## GOAL
Print the data that follows exactly.
>> Start RECORDS FOR THE TASK
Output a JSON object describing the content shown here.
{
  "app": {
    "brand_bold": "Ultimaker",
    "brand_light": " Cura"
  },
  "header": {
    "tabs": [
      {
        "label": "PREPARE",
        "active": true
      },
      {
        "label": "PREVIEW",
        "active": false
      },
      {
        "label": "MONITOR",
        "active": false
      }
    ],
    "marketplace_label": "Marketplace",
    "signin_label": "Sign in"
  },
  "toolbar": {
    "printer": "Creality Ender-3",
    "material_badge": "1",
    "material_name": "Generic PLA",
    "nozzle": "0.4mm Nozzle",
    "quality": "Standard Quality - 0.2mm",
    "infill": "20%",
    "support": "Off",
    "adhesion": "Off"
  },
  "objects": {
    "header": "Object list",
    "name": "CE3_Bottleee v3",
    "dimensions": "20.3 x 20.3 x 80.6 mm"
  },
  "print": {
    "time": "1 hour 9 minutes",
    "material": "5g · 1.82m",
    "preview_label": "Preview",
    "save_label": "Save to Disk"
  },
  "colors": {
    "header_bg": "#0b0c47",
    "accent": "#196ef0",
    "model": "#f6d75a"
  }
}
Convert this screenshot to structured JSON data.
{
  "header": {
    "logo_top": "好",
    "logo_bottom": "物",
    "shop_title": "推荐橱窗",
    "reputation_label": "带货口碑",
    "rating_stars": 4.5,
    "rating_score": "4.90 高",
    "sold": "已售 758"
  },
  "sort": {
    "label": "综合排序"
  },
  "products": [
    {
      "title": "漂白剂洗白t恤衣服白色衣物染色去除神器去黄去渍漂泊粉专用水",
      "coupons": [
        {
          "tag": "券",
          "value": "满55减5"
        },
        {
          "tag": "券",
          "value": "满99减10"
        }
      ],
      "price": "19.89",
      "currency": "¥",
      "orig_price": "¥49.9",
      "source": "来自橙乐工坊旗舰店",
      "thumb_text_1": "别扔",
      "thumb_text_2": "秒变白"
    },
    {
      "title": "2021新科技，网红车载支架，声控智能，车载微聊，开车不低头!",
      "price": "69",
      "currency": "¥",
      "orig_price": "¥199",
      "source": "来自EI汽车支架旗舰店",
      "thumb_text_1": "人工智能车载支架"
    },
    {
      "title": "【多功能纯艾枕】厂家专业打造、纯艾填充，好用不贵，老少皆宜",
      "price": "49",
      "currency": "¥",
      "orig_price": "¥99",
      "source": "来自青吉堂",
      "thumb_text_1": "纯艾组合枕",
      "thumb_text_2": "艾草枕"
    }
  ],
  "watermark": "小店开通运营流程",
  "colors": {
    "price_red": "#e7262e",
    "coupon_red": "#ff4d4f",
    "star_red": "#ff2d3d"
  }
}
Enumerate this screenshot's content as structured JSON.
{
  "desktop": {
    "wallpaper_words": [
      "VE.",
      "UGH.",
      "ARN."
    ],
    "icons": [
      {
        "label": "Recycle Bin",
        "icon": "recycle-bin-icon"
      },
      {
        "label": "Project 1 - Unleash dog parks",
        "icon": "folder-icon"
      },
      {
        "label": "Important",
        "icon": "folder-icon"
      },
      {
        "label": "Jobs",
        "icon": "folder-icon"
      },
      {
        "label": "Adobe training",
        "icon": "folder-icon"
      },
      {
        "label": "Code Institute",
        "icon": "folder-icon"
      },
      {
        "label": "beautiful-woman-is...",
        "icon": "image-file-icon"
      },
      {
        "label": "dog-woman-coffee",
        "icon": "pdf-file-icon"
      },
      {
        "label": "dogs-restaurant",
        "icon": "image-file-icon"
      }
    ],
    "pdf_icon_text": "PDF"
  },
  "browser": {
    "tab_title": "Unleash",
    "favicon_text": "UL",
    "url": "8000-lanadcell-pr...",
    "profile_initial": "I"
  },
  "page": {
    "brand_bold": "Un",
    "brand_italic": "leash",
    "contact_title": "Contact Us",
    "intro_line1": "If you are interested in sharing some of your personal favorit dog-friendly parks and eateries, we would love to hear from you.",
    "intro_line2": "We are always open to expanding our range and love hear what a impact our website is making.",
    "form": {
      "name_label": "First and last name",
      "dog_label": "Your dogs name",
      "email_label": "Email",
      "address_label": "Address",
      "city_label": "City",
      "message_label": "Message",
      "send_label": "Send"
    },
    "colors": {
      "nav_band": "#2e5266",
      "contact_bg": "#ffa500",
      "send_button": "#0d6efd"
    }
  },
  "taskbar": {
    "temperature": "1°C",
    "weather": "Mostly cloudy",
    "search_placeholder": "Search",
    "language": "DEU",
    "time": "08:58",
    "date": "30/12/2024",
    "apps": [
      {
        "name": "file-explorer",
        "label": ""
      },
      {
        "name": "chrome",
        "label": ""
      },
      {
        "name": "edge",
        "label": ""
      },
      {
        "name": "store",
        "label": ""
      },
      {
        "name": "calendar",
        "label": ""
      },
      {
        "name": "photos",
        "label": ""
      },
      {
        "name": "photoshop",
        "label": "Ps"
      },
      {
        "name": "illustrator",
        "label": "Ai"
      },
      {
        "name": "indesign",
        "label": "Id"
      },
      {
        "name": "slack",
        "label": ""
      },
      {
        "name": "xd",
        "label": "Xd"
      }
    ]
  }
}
>> End RECORDS FOR THE TASK
## FULL RESPONSE
Output a JSON object describing the content shown here.
{
  "app": {
    "brand_bold": "Ultimaker",
    "brand_light": " Cura"
  },
  "header": {
    "tabs": [
      {
        "label": "PREPARE",
        "active": true
      },
      {
        "label": "PREVIEW",
        "active": false
      },
      {
        "label": "MONITOR",
        "active": false
      }
    ],
    "marketplace_label": "Marketplace",
    "signin_label": "Sign in"
  },
  "toolbar": {
    "printer": "Creality Ender-3",
    "material_badge": "1",
    "material_name": "Generic PLA",
    "nozzle": "0.4mm Nozzle",
    "quality": "Standard Quality - 0.2mm",
    "infill": "20%",
    "support": "Off",
    "adhesion": "Off"
  },
  "objects": {
    "header": "Object list",
    "name": "CE3_Bottleee v3",
    "dimensions": "20.3 x 20.3 x 80.6 mm"
  },
  "print": {
    "time": "1 hour 9 minutes",
    "material": "5g · 1.82m",
    "preview_label": "Preview",
    "save_label": "Save to Disk"
  },
  "colors": {
    "header_bg": "#0b0c47",
    "accent": "#196ef0",
    "model": "#f6d75a"
  }
}
Convert this screenshot to structured JSON data.
{
  "header": {
    "logo_top": "好",
    "logo_bottom": "物",
    "shop_title": "推荐橱窗",
    "reputation_label": "带货口碑",
    "rating_stars": 4.5,
    "rating_score": "4.90 高",
    "sold": "已售 758"
  },
  "sort": {
    "label": "综合排序"
  },
  "products": [
    {
      "title": "漂白剂洗白t恤衣服白色衣物染色去除神器去黄去渍漂泊粉专用水",
      "coupons": [
        {
          "tag": "券",
          "value": "满55减5"
        },
        {
          "tag": "券",
          "value": "满99减10"
        }
      ],
      "price": "19.89",
      "currency": "¥",
      "orig_price": "¥49.9",
      "source": "来自橙乐工坊旗舰店",
      "thumb_text_1": "别扔",
      "thumb_text_2": "秒变白"
    },
    {
      "title": "2021新科技，网红车载支架，声控智能，车载微聊，开车不低头!",
      "price": "69",
      "currency": "¥",
      "orig_price": "¥199",
      "source": "来自EI汽车支架旗舰店",
      "thumb_text_1": "人工智能车载支架"
    },
    {
      "title": "【多功能纯艾枕】厂家专业打造、纯艾填充，好用不贵，老少皆宜",
      "price": "49",
      "currency": "¥",
      "orig_price": "¥99",
      "source": "来自青吉堂",
      "thumb_text_1": "纯艾组合枕",
      "thumb_text_2": "艾草枕"
    }
  ],
  "watermark": "小店开通运营流程",
  "colors": {
    "price_red": "#e7262e",
    "coupon_red": "#ff4d4f",
    "star_red": "#ff2d3d"
  }
}
Enumerate this screenshot's content as structured JSON.
{
  "desktop": {
    "wallpaper_words": [
      "VE.",
      "UGH.",
      "ARN."
    ],
    "icons": [
      {
        "label": "Recycle Bin",
        "icon": "recycle-bin-icon"
      },
      {
        "label": "Project 1 - Unleash dog parks",
        "icon": "folder-icon"
      },
      {
        "label": "Important",
        "icon": "folder-icon"
      },
      {
        "label": "Jobs",
        "icon": "folder-icon"
      },
      {
        "label": "Adobe training",
        "icon": "folder-icon"
      },
      {
        "label": "Code Institute",
        "icon": "folder-icon"
      },
      {
        "label": "beautiful-woman-is...",
        "icon": "image-file-icon"
      },
      {
        "label": "dog-woman-coffee",
        "icon": "pdf-file-icon"
      },
      {
        "label": "dogs-restaurant",
        "icon": "image-file-icon"
      }
    ],
    "pdf_icon_text": "PDF"
  },
  "browser": {
    "tab_title": "Unleash",
    "favicon_text": "UL",
    "url": "8000-lanadcell-pr...",
    "profile_initial": "I"
  },
  "page": {
    "brand_bold": "Un",
    "brand_italic": "leash",
    "contact_title": "Contact Us",
    "intro_line1": "If you are interested in sharing some of your personal favorit dog-friendly parks and eateries, we would love to hear from you.",
    "intro_line2": "We are always open to expanding our range and love hear what a impact our website is making.",
    "form": {
      "name_label": "First and last name",
      "dog_label": "Your dogs name",
      "email_label": "Email",
      "address_label": "Address",
      "city_label": "City",
      "message_label": "Message",
      "send_label": "Send"
    },
    "colors": {
      "nav_band": "#2e5266",
      "contact_bg": "#ffa500",
      "send_button": "#0d6efd"
    }
  },
  "taskbar": {
    "temperature": "1°C",
    "weather": "Mostly cloudy",
    "search_placeholder": "Search",
    "language": "DEU",
    "time": "08:58",
    "date": "30/12/2024",
    "apps": [
      {
        "name": "file-explorer",
        "label": ""
      },
      {
        "name": "chrome",
        "label": ""
      },
      {
        "name": "edge",
        "label": ""
      },
      {
        "name": "store",
        "label": ""
      },
      {
        "name": "calendar",
        "label": ""
      },
      {
        "name": "photos",
        "label": ""
      },
      {
        "name": "photoshop",
        "label": "Ps"
      },
      {
        "name": "illustrator",
        "label": "Ai"
      },
      {
        "name": "indesign",
        "label": "Id"
      },
      {
        "name": "slack",
        "label": ""
      },
      {
        "name": "xd",
        "label": "Xd"
      }
    ]
  }
}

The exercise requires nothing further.